It Is Time For Spiritual Parenting

March 7, 2014 — 5 Comments

It was on a cold winter’s day, in the privacy of my home study and I was complaining to God about my daughter’s stunted spiritual development.

Spiritual Parenting

Spiritual Parenting

“Lord,” I cried.  “Before her baptism three months ago, every day she seemed more curious about you.  She had a spiritual hunger, an incessant interest in the things of God.  But now, O’ Lord, she just seems stuck.  The curiosity has subsided; the desire to learn new spiritual things has waned.  Please do something in her life, send someone to help her move further along on her spiritual journey with you.”

It was then that it hit me, as if God had wacked me on the crown and woke me from my stupor.  I didn’t hear an audible voice, but the impression the Lord gave me was clear.  I sensed him ask me a question.

Without doubt, I was certain he was speaking to my spirit.  He was asking, “Greg, who did I establish as spiritual leader of your home?  Who will I ultimately hold responsible for the spiritual guidance your children receive?”

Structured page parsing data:
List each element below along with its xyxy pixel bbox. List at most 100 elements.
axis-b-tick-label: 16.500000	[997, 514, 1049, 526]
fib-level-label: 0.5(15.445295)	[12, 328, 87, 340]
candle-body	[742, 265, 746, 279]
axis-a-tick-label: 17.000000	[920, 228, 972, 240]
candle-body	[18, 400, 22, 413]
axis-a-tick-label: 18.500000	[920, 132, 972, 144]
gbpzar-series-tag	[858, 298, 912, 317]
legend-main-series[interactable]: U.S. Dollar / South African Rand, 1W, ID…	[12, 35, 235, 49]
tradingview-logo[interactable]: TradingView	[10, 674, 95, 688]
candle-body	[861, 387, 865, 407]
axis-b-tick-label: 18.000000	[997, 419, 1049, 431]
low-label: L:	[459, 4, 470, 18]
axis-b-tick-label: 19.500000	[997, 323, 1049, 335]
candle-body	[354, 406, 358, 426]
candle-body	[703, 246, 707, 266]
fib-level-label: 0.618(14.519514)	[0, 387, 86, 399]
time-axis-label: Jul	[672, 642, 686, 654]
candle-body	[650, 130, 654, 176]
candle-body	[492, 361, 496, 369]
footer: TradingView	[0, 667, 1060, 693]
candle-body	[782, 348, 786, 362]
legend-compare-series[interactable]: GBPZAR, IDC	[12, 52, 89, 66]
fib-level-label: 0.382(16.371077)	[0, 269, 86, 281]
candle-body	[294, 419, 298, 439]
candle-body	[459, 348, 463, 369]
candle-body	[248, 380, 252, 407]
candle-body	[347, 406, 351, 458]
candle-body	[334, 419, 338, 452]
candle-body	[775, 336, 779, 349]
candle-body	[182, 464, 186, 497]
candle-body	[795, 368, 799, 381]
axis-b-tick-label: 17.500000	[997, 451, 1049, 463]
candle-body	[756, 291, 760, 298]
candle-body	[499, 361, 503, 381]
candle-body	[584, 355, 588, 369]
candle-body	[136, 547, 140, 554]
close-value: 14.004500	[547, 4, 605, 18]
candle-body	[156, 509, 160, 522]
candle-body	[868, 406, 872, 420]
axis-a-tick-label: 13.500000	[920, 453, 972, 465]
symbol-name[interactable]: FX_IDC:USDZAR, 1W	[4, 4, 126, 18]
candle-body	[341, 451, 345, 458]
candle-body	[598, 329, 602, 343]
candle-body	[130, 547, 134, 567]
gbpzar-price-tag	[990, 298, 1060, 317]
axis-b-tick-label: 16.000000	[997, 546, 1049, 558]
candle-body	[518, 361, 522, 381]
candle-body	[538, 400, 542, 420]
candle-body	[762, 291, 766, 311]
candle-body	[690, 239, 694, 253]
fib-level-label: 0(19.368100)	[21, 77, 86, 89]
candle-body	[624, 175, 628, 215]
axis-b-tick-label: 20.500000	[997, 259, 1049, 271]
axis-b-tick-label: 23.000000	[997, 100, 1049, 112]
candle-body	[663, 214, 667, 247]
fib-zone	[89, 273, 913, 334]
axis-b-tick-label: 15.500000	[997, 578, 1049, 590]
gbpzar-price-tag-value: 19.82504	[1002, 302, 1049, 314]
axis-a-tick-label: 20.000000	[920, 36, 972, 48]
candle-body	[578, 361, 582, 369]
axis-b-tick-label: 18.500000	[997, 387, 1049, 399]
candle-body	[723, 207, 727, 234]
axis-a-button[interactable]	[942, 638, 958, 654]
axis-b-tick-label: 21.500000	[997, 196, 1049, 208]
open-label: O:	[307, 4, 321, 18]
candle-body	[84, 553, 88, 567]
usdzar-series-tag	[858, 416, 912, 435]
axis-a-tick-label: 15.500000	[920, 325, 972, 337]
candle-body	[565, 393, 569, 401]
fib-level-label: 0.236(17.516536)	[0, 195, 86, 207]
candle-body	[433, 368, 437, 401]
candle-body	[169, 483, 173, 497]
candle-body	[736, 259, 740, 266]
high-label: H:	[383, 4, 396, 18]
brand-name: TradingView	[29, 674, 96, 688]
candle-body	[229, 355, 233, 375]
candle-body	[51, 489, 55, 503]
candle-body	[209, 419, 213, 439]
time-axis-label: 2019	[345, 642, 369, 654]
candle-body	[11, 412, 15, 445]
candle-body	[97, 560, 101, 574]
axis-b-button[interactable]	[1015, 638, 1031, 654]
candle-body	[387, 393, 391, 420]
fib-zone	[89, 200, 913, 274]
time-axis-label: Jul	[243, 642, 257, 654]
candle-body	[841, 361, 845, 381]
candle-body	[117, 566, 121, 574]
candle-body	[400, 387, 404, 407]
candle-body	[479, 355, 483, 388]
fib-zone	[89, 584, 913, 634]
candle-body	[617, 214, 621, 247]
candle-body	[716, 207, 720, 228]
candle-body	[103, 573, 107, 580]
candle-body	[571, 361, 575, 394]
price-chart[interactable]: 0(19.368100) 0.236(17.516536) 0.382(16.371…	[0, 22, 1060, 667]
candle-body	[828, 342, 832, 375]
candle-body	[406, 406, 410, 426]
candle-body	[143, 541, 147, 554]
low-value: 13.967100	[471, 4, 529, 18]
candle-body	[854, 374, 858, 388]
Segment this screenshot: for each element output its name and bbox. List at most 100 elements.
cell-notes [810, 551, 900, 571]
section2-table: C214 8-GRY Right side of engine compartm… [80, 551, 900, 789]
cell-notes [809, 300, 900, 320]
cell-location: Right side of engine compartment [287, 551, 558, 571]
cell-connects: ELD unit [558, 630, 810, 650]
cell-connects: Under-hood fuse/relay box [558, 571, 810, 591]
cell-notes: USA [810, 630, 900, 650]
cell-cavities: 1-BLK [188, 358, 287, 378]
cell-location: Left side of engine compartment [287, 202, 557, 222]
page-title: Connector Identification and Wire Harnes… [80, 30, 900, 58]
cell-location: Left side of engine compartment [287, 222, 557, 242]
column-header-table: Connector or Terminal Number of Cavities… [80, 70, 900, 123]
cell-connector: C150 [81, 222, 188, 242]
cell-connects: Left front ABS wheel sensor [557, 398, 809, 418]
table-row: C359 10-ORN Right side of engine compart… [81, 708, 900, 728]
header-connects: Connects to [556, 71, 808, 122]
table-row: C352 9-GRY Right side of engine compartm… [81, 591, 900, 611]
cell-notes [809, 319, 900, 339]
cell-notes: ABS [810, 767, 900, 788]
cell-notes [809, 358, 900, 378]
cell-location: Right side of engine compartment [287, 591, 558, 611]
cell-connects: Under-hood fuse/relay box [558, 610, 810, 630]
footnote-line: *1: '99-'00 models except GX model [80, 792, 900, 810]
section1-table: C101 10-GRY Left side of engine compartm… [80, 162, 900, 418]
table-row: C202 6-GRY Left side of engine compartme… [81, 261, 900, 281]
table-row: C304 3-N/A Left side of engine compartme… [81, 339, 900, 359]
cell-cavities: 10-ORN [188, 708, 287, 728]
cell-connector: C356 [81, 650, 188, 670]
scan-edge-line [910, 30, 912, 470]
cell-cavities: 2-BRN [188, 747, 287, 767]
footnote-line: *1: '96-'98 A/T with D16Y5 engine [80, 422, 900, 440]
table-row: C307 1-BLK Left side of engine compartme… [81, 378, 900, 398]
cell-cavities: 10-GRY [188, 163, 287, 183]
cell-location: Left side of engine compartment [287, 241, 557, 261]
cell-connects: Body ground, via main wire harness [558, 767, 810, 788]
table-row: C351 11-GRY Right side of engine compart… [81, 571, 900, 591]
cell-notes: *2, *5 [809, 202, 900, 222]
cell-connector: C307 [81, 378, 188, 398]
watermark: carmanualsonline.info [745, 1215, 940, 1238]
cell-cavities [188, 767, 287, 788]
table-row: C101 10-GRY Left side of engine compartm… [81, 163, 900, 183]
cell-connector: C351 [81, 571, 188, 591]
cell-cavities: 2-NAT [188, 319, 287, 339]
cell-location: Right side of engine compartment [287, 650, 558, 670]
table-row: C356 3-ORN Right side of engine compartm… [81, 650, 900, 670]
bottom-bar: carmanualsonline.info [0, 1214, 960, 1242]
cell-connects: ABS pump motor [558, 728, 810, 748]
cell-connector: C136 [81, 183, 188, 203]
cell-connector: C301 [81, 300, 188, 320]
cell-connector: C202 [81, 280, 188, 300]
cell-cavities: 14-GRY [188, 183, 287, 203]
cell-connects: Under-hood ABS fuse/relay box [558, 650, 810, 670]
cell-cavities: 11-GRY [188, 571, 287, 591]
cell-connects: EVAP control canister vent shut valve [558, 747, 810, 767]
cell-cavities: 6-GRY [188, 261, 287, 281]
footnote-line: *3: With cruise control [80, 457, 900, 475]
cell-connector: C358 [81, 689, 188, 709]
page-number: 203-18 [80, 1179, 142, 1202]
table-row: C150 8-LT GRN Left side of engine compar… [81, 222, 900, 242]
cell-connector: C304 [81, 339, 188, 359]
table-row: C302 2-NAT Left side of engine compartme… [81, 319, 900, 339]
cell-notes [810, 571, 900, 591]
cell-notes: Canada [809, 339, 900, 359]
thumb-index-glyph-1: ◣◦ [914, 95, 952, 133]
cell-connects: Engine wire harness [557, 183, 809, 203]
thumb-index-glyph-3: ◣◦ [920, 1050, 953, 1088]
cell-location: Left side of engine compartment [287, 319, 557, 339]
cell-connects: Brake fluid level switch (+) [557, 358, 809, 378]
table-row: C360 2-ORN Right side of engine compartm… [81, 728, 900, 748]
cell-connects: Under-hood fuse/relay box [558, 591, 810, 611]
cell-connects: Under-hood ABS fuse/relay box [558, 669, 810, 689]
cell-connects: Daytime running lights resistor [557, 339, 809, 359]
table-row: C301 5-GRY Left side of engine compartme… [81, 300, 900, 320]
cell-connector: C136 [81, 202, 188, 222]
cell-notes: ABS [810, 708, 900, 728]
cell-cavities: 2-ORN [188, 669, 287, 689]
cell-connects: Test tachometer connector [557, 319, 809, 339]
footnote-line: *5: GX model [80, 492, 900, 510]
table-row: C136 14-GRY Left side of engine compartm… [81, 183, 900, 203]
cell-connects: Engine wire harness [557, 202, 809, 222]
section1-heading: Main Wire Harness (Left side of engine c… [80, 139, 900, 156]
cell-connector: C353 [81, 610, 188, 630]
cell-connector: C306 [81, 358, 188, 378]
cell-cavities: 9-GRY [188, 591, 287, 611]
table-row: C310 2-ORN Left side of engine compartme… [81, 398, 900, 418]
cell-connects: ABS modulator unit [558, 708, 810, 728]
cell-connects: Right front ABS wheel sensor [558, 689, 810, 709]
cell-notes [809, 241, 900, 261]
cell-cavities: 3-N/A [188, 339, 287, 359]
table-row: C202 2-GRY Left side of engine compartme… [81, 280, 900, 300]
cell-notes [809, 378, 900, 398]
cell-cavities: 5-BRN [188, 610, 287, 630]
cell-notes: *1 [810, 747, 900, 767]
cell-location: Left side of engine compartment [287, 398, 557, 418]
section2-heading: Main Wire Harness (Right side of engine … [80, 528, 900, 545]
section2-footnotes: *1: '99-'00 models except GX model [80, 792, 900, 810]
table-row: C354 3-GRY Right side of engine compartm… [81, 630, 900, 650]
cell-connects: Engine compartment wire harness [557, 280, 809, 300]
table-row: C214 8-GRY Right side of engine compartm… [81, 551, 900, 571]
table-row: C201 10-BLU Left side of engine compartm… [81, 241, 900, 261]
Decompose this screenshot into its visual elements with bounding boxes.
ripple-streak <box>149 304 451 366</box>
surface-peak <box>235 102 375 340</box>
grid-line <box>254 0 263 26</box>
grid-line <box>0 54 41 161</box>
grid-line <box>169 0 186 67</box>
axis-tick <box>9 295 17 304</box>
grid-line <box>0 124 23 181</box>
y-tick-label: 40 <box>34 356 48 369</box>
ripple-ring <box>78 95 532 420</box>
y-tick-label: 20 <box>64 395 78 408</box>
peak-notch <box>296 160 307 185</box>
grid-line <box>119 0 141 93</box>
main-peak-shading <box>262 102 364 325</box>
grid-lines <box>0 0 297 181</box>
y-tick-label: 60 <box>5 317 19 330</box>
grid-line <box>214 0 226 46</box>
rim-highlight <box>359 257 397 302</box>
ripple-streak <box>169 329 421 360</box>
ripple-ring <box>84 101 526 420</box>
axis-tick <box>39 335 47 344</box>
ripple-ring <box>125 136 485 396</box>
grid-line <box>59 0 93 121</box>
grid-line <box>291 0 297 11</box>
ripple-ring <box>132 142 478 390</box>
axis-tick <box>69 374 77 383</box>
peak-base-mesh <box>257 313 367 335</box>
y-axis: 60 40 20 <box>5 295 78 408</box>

EXERCISES:
A. In the spiritual parenting text, swap "stupor" for "daze" and write out the passage starting with "It was then" and going on through "me a question.".
B. In the spiritual parenting text, where was the writer when complaining to God about the daughter?
C. How would you rewrite the paragraph of the spiritual parenting text that begins "“Lord,” I cried" more briefly, keeping its main facts?
These lines have no connection to the spiritual parenting text.

SOLUTIONS PER TASK:
A.
It was then that it hit me, as if God had wacked me on the crown and woke me from my daze.  I didn’t hear an audible voice, but the impression the Lord gave me was clear.  I sensed him ask me a question.

B. In the privacy of the writer's home study, on a cold winter's day.

C. “Lord,” I cried, “before her baptism three months ago, she grew more curious about you every day and hungered for the things of God. Now she seems stuck, and her curiosity and desire to learn have faded. Please act in her life and send someone to help her move further along on her spiritual journey with you.”